-- begin Data records --

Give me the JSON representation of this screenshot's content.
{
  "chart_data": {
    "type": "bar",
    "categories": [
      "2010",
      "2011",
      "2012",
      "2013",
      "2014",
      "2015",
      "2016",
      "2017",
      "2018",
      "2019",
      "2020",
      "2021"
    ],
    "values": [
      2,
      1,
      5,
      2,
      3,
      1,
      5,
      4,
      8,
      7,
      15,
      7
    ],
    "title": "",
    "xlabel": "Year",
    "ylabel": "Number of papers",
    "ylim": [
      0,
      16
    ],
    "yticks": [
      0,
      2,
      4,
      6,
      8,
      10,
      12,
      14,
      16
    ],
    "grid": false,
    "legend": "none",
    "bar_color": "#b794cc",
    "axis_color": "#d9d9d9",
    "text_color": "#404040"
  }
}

-- end Data records --

▶ What you have to do
From the first line to the last, please quote the material above exactly.

▶ Exercise answer
Give me the JSON representation of this screenshot's content.
{
  "chart_data": {
    "type": "bar",
    "categories": [
      "2010",
      "2011",
      "2012",
      "2013",
      "2014",
      "2015",
      "2016",
      "2017",
      "2018",
      "2019",
      "2020",
      "2021"
    ],
    "values": [
      2,
      1,
      5,
      2,
      3,
      1,
      5,
      4,
      8,
      7,
      15,
      7
    ],
    "title": "",
    "xlabel": "Year",
    "ylabel": "Number of papers",
    "ylim": [
      0,
      16
    ],
    "yticks": [
      0,
      2,
      4,
      6,
      8,
      10,
      12,
      14,
      16
    ],
    "grid": false,
    "legend": "none",
    "bar_color": "#b794cc",
    "axis_color": "#d9d9d9",
    "text_color": "#404040"
  }
}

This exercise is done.